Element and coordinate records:
^^^^

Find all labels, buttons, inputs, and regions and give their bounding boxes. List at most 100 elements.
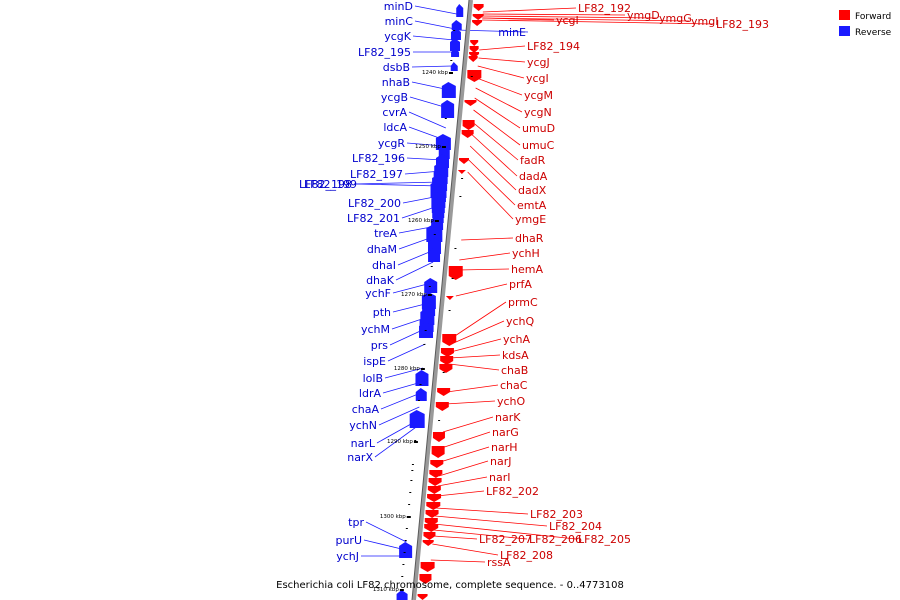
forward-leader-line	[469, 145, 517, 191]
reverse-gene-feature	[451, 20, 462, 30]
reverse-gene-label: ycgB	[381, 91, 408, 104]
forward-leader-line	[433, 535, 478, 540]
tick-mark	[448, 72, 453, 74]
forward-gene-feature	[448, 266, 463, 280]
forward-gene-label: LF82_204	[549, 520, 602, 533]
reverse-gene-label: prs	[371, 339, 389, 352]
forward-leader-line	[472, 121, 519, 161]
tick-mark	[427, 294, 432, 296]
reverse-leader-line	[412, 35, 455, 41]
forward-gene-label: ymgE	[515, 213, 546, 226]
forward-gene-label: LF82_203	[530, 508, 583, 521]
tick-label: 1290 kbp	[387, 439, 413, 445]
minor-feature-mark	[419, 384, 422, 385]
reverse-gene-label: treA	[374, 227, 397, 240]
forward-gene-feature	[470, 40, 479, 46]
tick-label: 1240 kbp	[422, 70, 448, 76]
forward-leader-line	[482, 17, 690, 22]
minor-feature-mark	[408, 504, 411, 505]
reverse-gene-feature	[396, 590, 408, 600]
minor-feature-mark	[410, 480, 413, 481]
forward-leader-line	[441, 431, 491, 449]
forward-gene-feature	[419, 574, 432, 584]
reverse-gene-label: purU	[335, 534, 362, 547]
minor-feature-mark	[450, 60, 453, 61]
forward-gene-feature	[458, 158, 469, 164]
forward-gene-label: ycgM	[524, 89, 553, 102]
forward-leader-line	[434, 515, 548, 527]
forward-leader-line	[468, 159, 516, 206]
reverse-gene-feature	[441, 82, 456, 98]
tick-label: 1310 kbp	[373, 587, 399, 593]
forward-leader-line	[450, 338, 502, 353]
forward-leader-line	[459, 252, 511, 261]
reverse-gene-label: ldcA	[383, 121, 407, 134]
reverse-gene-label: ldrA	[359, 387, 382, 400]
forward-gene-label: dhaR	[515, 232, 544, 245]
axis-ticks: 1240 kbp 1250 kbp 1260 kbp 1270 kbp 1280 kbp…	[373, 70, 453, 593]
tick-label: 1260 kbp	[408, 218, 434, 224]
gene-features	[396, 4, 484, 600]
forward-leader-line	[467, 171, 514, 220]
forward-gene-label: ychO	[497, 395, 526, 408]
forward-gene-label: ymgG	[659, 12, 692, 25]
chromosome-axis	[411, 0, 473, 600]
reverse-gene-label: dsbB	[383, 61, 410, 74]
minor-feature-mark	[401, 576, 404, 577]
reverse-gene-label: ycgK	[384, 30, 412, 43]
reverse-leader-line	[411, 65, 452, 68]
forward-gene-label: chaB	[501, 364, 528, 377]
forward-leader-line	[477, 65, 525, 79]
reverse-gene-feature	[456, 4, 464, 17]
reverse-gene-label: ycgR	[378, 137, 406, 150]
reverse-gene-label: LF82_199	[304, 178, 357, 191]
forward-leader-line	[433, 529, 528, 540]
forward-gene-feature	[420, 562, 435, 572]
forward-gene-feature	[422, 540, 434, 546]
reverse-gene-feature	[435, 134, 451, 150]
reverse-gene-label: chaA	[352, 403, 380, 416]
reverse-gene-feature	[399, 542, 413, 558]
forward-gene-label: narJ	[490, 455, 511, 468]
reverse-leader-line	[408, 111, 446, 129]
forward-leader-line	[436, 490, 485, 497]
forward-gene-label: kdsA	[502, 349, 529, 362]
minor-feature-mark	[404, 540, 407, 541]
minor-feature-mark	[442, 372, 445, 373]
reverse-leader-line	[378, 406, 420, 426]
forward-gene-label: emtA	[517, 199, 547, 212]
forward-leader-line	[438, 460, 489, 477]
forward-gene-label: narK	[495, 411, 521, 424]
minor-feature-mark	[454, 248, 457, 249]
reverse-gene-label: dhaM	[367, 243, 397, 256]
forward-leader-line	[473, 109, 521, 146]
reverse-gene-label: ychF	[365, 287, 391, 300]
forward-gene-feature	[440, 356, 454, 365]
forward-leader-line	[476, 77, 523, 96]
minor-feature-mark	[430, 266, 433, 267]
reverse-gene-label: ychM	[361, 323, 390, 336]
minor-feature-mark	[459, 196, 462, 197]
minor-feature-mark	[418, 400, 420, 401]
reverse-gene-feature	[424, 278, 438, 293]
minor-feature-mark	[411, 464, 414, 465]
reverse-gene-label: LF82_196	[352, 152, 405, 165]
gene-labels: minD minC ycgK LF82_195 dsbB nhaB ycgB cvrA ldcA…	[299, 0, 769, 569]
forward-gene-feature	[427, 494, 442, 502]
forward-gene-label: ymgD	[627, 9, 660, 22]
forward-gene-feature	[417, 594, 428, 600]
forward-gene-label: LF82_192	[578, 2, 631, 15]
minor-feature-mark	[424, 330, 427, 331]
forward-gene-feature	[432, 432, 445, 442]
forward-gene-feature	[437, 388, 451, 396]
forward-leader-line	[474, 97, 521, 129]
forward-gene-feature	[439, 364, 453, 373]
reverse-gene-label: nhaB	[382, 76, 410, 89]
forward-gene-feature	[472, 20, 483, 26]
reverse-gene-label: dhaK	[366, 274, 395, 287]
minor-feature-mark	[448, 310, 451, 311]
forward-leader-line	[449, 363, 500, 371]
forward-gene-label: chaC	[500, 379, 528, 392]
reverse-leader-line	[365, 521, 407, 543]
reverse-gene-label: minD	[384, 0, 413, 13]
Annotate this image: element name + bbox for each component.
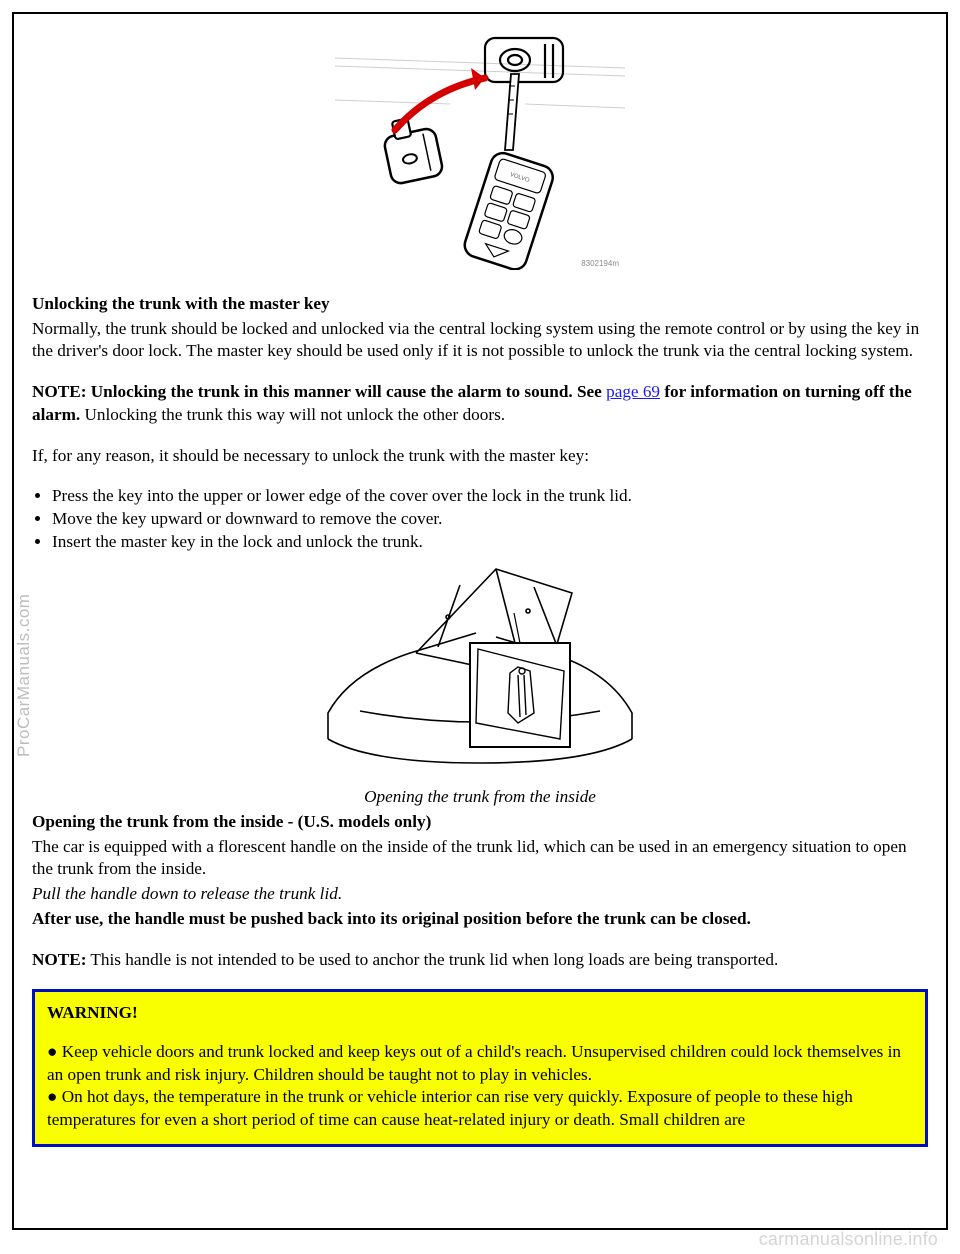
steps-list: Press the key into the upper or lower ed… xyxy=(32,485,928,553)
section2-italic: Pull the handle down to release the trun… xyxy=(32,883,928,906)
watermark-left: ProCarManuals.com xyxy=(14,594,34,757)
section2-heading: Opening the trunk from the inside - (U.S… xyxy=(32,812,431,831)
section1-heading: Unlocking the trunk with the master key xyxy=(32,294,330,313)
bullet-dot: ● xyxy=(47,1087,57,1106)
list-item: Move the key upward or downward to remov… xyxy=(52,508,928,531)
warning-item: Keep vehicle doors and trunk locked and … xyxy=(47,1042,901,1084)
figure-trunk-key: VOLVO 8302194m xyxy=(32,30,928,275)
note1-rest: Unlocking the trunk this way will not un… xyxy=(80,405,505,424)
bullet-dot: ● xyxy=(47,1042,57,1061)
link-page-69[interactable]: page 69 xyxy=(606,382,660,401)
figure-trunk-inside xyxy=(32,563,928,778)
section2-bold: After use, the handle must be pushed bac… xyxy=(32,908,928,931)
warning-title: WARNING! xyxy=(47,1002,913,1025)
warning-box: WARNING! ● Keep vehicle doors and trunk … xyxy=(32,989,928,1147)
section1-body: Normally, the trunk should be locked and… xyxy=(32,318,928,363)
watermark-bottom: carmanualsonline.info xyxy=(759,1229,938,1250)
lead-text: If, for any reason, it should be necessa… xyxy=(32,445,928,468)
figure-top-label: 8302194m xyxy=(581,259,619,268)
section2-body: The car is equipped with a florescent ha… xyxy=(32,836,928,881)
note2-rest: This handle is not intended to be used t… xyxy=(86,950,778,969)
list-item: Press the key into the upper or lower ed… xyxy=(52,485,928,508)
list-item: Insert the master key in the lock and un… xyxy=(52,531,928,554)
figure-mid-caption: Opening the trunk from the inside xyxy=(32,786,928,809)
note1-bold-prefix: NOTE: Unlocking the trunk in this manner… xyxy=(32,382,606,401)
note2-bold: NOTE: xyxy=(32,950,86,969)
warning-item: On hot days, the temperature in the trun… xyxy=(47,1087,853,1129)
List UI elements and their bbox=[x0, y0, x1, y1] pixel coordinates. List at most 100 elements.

^^^^

Problem to solve: Return every line of the records above character for character, leaving out the pictures.

In response:
Find all labels, buttons, inputs, and regions and give their bounding boxes. List at most 100 elements.
forward-leader-line	[469, 145, 517, 191]
reverse-gene-feature	[451, 20, 462, 30]
reverse-gene-label: ycgB	[381, 91, 408, 104]
forward-leader-line	[433, 535, 478, 540]
tick-mark	[448, 72, 453, 74]
forward-gene-feature	[448, 266, 463, 280]
forward-gene-label: LF82_204	[549, 520, 602, 533]
reverse-gene-label: prs	[371, 339, 389, 352]
forward-leader-line	[472, 121, 519, 161]
tick-mark	[427, 294, 432, 296]
reverse-leader-line	[412, 35, 455, 41]
forward-gene-label: ymgE	[515, 213, 546, 226]
forward-gene-label: LF82_203	[530, 508, 583, 521]
tick-label: 1290 kbp	[387, 439, 413, 445]
minor-feature-mark	[419, 384, 422, 385]
reverse-gene-label: treA	[374, 227, 397, 240]
forward-gene-feature	[470, 40, 479, 46]
tick-label: 1240 kbp	[422, 70, 448, 76]
forward-leader-line	[482, 17, 690, 22]
minor-feature-mark	[408, 504, 411, 505]
reverse-gene-feature	[396, 590, 408, 600]
minor-feature-mark	[410, 480, 413, 481]
forward-leader-line	[441, 431, 491, 449]
forward-gene-feature	[419, 574, 432, 584]
reverse-gene-label: purU	[335, 534, 362, 547]
minor-feature-mark	[450, 60, 453, 61]
forward-gene-feature	[458, 158, 469, 164]
forward-gene-label: ycgM	[524, 89, 553, 102]
forward-leader-line	[434, 515, 548, 527]
forward-leader-line	[468, 159, 516, 206]
reverse-gene-feature	[441, 82, 456, 98]
tick-label: 1310 kbp	[373, 587, 399, 593]
forward-leader-line	[450, 338, 502, 353]
forward-leader-line	[459, 252, 511, 261]
reverse-gene-label: ldcA	[383, 121, 407, 134]
reverse-gene-label: ldrA	[359, 387, 382, 400]
forward-gene-label: dhaR	[515, 232, 544, 245]
axis-ticks: 1240 kbp 1250 kbp 1260 kbp 1270 kbp 1280 kbp…	[373, 70, 453, 593]
tick-label: 1260 kbp	[408, 218, 434, 224]
gene-features	[396, 4, 484, 600]
forward-leader-line	[467, 171, 514, 220]
forward-gene-label: ychO	[497, 395, 526, 408]
forward-gene-label: ymgG	[659, 12, 692, 25]
chromosome-axis	[411, 0, 473, 600]
reverse-gene-label: dsbB	[383, 61, 410, 74]
minor-feature-mark	[401, 576, 404, 577]
reverse-gene-label: ycgK	[384, 30, 412, 43]
reverse-leader-line	[411, 65, 452, 68]
forward-gene-label: chaB	[501, 364, 528, 377]
forward-leader-line	[477, 65, 525, 79]
reverse-gene-feature	[456, 4, 464, 17]
reverse-gene-label: ycgR	[378, 137, 406, 150]
reverse-gene-label: LF82_199	[304, 178, 357, 191]
forward-leader-line	[433, 529, 528, 540]
forward-gene-feature	[420, 562, 435, 572]
forward-gene-feature	[422, 540, 434, 546]
reverse-gene-feature	[435, 134, 451, 150]
reverse-gene-label: chaA	[352, 403, 380, 416]
reverse-gene-feature	[399, 542, 413, 558]
forward-gene-label: narJ	[490, 455, 511, 468]
reverse-leader-line	[408, 111, 446, 129]
forward-leader-line	[436, 490, 485, 497]
forward-gene-label: kdsA	[502, 349, 529, 362]
minor-feature-mark	[404, 540, 407, 541]
minor-feature-mark	[442, 372, 445, 373]
reverse-leader-line	[378, 406, 420, 426]
forward-gene-label: emtA	[517, 199, 547, 212]
forward-leader-line	[438, 460, 489, 477]
forward-gene-label: narK	[495, 411, 521, 424]
minor-feature-mark	[454, 248, 457, 249]
reverse-gene-label: dhaM	[367, 243, 397, 256]
forward-leader-line	[473, 109, 521, 146]
reverse-gene-label: ychF	[365, 287, 391, 300]
forward-gene-feature	[440, 356, 454, 365]
forward-leader-line	[476, 77, 523, 96]
minor-feature-mark	[430, 266, 433, 267]
reverse-gene-label: ychM	[361, 323, 390, 336]
minor-feature-mark	[459, 196, 462, 197]
minor-feature-mark	[418, 400, 420, 401]
reverse-gene-feature	[424, 278, 438, 293]
minor-feature-mark	[411, 464, 414, 465]
reverse-gene-label: LF82_196	[352, 152, 405, 165]
gene-labels: minD minC ycgK LF82_195 dsbB nhaB ycgB cvrA ldcA…	[299, 0, 769, 569]
forward-gene-feature	[427, 494, 442, 502]
forward-gene-label: ymgD	[627, 9, 660, 22]
forward-gene-feature	[417, 594, 428, 600]
forward-gene-label: LF82_192	[578, 2, 631, 15]
minor-feature-mark	[424, 330, 427, 331]
forward-gene-feature	[432, 432, 445, 442]
forward-gene-feature	[437, 388, 451, 396]
forward-leader-line	[474, 97, 521, 129]
forward-gene-feature	[439, 364, 453, 373]
reverse-gene-label: nhaB	[382, 76, 410, 89]
forward-gene-feature	[472, 20, 483, 26]
reverse-gene-label: dhaK	[366, 274, 395, 287]
minor-feature-mark	[448, 310, 451, 311]
forward-leader-line	[449, 363, 500, 371]
forward-gene-label: chaC	[500, 379, 528, 392]
reverse-leader-line	[365, 521, 407, 543]
reverse-gene-label: minD	[384, 0, 413, 13]
Annotate this image: element name + bbox for each component.
steps-list: Press the key into the upper or lower ed… xyxy=(32,485,928,553)
section2-italic: Pull the handle down to release the trun… xyxy=(32,883,928,906)
watermark-left: ProCarManuals.com xyxy=(14,594,34,757)
section2-heading: Opening the trunk from the inside - (U.S… xyxy=(32,812,431,831)
section1-heading: Unlocking the trunk with the master key xyxy=(32,294,330,313)
bullet-dot: ● xyxy=(47,1087,57,1106)
list-item: Move the key upward or downward to remov… xyxy=(52,508,928,531)
warning-item: Keep vehicle doors and trunk locked and … xyxy=(47,1042,901,1084)
figure-trunk-key: VOLVO 8302194m xyxy=(32,30,928,275)
note1-rest: Unlocking the trunk this way will not un… xyxy=(80,405,505,424)
bullet-dot: ● xyxy=(47,1042,57,1061)
link-page-69[interactable]: page 69 xyxy=(606,382,660,401)
figure-trunk-inside xyxy=(32,563,928,778)
section2-bold: After use, the handle must be pushed bac… xyxy=(32,908,928,931)
warning-title: WARNING! xyxy=(47,1002,913,1025)
warning-box: WARNING! ● Keep vehicle doors and trunk … xyxy=(32,989,928,1147)
section1-body: Normally, the trunk should be locked and… xyxy=(32,318,928,363)
watermark-bottom: carmanualsonline.info xyxy=(759,1229,938,1250)
lead-text: If, for any reason, it should be necessa… xyxy=(32,445,928,468)
figure-top-label: 8302194m xyxy=(581,259,619,268)
section2-body: The car is equipped with a florescent ha… xyxy=(32,836,928,881)
note2-rest: This handle is not intended to be used t… xyxy=(86,950,778,969)
list-item: Press the key into the upper or lower ed… xyxy=(52,485,928,508)
list-item: Insert the master key in the lock and un… xyxy=(52,531,928,554)
figure-mid-caption: Opening the trunk from the inside xyxy=(32,786,928,809)
note1-bold-prefix: NOTE: Unlocking the trunk in this manner… xyxy=(32,382,606,401)
note2-bold: NOTE: xyxy=(32,950,86,969)
warning-item: On hot days, the temperature in the trun… xyxy=(47,1087,853,1129)
List UI elements and their bbox=[x0, y0, x1, y1] pixel coordinates. List at most 100 elements.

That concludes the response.